Reading passage:
+--
Re: [DISCUSS] KIP-932: Queues for Kafka

Tom Bentley Wed, 03 Apr 2024 15:33:56 -0700

Hi Andrew (and Omnia),

Thanks for the KIP. I hope to provide some feedback on this KIP soon, but I
had a thought on the specific subject of group configs and MM2. If brokers
validate for known groups configs then doesn't this induce an ordering
requirement on upgrading clusters: Wouldn't you have to upgrade a
destination cluster first, in order that it knew about `group.type`,
otherwise it would reject attempts to configure an unknown group config
parameter? A similar issue arises wrt topic configs, but this is the first
instance (that I'm aware of) of a config being added during the MM2 era, so
perhaps this is a minor problem worth thinking about.


Cheers,

Tom

On Wed, 3 Apr 2024 at 05:31, Andrew Schofield <
andrew_schofield_j...@outlook.com> wrote:

> Hi Omnia,
> Thanks for your questions.
>
> The DR angle on `group.type` is interesting and I had not considered it.
> The namespace of groups contains
> both consumer groups and share groups, so I was trying to ensure that
> which group type was used was
> deterministic rather than a race to create the first member. There are
> already other uses of the group protocol
> such as Kafka Connect, so it’s all a bit confusing even today.
+--
Given records:
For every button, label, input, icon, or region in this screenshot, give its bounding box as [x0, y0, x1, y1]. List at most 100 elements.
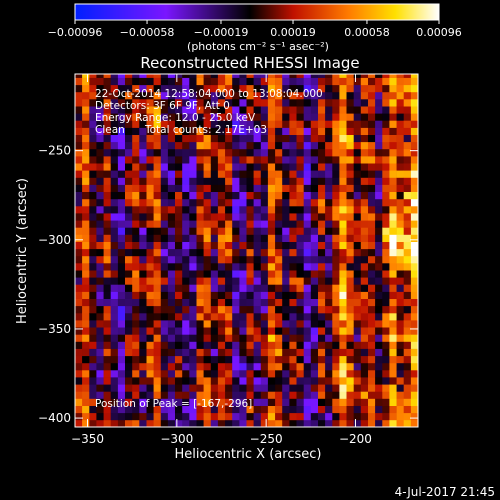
heatmap-cell: [210, 191, 219, 200]
heatmap-cell: [332, 391, 340, 399]
heatmap-cell: [267, 305, 276, 314]
heatmap-cell: [403, 213, 412, 221]
heatmap-cell: [289, 412, 297, 421]
heatmap-cell: [96, 405, 104, 414]
heatmap-cell: [132, 248, 140, 257]
heatmap-cell: [75, 213, 83, 221]
heatmap-cell: [210, 362, 219, 371]
heatmap-cell: [375, 377, 383, 385]
heatmap-cell: [75, 156, 83, 164]
heatmap-cell: [139, 170, 147, 178]
heatmap-cell: [117, 113, 126, 121]
heatmap-cell: [303, 191, 312, 200]
heatmap-cell: [82, 198, 90, 207]
heatmap-cell: [160, 134, 169, 143]
heatmap-cell: [125, 312, 133, 321]
heatmap-cell: [89, 234, 97, 242]
heatmap-cell: [89, 362, 97, 371]
heatmap-cell: [296, 298, 304, 307]
heatmap-cell: [75, 220, 83, 228]
heatmap-cell: [368, 362, 376, 371]
heatmap-cell: [167, 384, 176, 392]
heatmap-cell: [89, 320, 97, 328]
heatmap-cell: [196, 355, 204, 364]
heatmap-cell: [318, 134, 326, 143]
heatmap-cell: [132, 198, 140, 207]
heatmap-cell: [232, 284, 240, 292]
heatmap-cell: [360, 113, 369, 121]
heatmap-cell: [117, 84, 126, 93]
heatmap-cell: [303, 156, 312, 164]
heatmap-cell: [175, 113, 183, 121]
heatmap-cell: [82, 391, 90, 399]
heatmap-cell: [210, 84, 219, 93]
heatmap-cell: [332, 377, 340, 385]
heatmap-cell: [132, 77, 140, 86]
heatmap-cell: [368, 369, 376, 378]
heatmap-cell: [267, 156, 276, 164]
heatmap-cell: [175, 91, 183, 100]
heatmap-cell: [368, 99, 376, 107]
heatmap-cell: [296, 170, 304, 178]
heatmap-cell: [253, 312, 262, 321]
heatmap-cell: [382, 391, 390, 399]
heatmap-cell: [246, 334, 254, 342]
heatmap-cell: [360, 384, 369, 392]
heatmap-cell: [239, 120, 247, 128]
heatmap-cell: [253, 74, 262, 78]
heatmap-cell: [396, 327, 405, 335]
heatmap-cell: [160, 362, 169, 371]
heatmap-cell: [103, 341, 112, 349]
heatmap-cell: [75, 205, 83, 214]
heatmap-cell: [153, 99, 162, 107]
heatmap-cell: [125, 184, 133, 192]
heatmap-cell: [182, 327, 190, 335]
heatmap-cell: [296, 384, 304, 392]
heatmap-cell: [282, 184, 290, 192]
heatmap-cell: [210, 106, 219, 114]
heatmap-cell: [360, 327, 369, 335]
heatmap-cell: [89, 213, 97, 221]
heatmap-cell: [332, 270, 340, 278]
heatmap-cell: [110, 320, 119, 328]
heatmap-cell: [82, 170, 90, 178]
heatmap-cell: [403, 170, 412, 178]
heatmap-cell: [210, 220, 219, 228]
heatmap-cell: [225, 405, 233, 414]
heatmap-cell: [175, 263, 183, 271]
heatmap-cell: [353, 177, 362, 185]
heatmap-cell: [260, 234, 269, 242]
heatmap-cell: [160, 113, 169, 121]
heatmap-cell: [303, 419, 312, 427]
heatmap-cell: [196, 120, 204, 128]
heatmap-cell: [117, 341, 126, 349]
heatmap-cell: [139, 270, 147, 278]
heatmap-cell: [225, 177, 233, 185]
heatmap-cell: [339, 334, 347, 342]
heatmap-cell: [217, 391, 226, 399]
heatmap-cell: [210, 163, 219, 171]
heatmap-cell: [310, 248, 319, 257]
heatmap-cell: [353, 127, 362, 135]
heatmap-cell: [396, 234, 405, 242]
heatmap-cell: [403, 355, 412, 364]
heatmap-cell: [182, 362, 190, 371]
heatmap-cell: [167, 419, 176, 427]
heatmap-cell: [96, 77, 104, 86]
heatmap-cell: [303, 91, 312, 100]
heatmap-cell: [203, 127, 212, 135]
heatmap-cell: [318, 84, 326, 93]
heatmap-cell: [382, 227, 390, 235]
heatmap-cell: [117, 106, 126, 114]
heatmap-cell: [403, 77, 412, 86]
heatmap-cell: [275, 148, 283, 157]
heatmap-cell: [153, 277, 162, 285]
heatmap-cell: [167, 198, 176, 207]
heatmap-cell: [289, 355, 297, 364]
heatmap-cell: [182, 384, 190, 392]
heatmap-cell: [260, 205, 269, 214]
heatmap-cell: [260, 213, 269, 221]
heatmap-cell: [289, 113, 297, 121]
heatmap-cell: [160, 255, 169, 264]
heatmap-cell: [196, 127, 204, 135]
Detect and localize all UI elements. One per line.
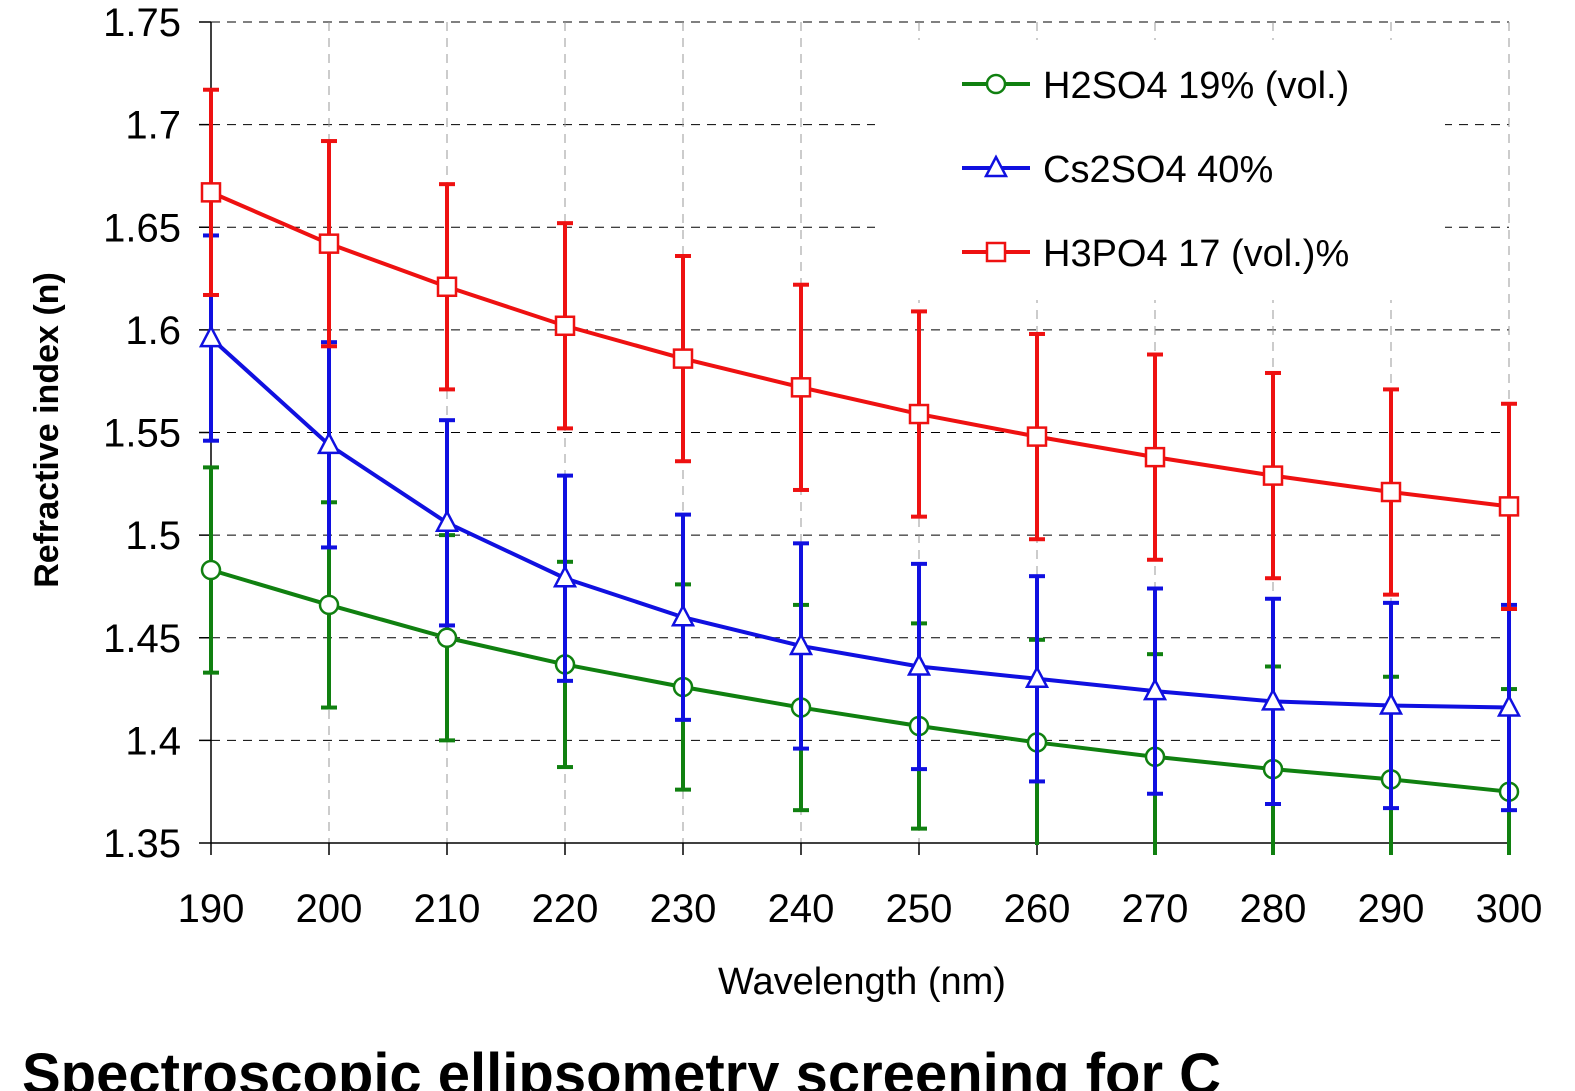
+--
Aim of the task: Write the next part of the Kafka queues email thread, starting right after its last sentence. The rows are separate material and have no link to the Kafka queues email thread.

Exercise response:
>
> It is actually KIP-848 which introduces configurations for group resources
> and KIP-932 is just building on
> the idea. I think that MM2 will need to sync these configurations. The
> question of whether `group.type` is
> a sensible configuration I think is separate.
>
> Imagine that we do have `group.type` as a group configuration. How would
> we end up with groups with
> the same ID but different types on the two ends of MM2? Assuming that both
> ends have KIP-932 enabled,
> either the configuration was not set, and a consumer group was made on one
> end while a share group was
> made on the other, OR, the configuration was set but its value changed,
> and again we get a divergence.
>
> I think that on balance, having `group.type` as a configuration does at
> least mean there’s a better chance that
> the two ends of MM2 do agree on the type of group. I’m happy to consider
> other ways to do this better. The
> fact that we have different kinds of group in the same namespace is the
> tricky thing. I think this was possible
> before this KIP, but it’s much more likely now.
>
>
> Onto the question of memory. There are several different parts to this,
> all of which are distributed across
> the cluster.
>
> * For the group coordinator, the memory consumption will be affected by
> the number of groups,
> the number of members and the number of topic-partitions to be assigned to
> the members. The
> group coordinator is concerned with membership and assignment, so the
> memory per topic-partition
> will be small.
> * For the share coordinator, the memory consumption will be affected by
> the number of groups, the
> number of topic-partitions being consumed in the group, and the number of
> in-flight records, but not
> the number of members. We should be talking about no more than kilobytes
> per topic-partition.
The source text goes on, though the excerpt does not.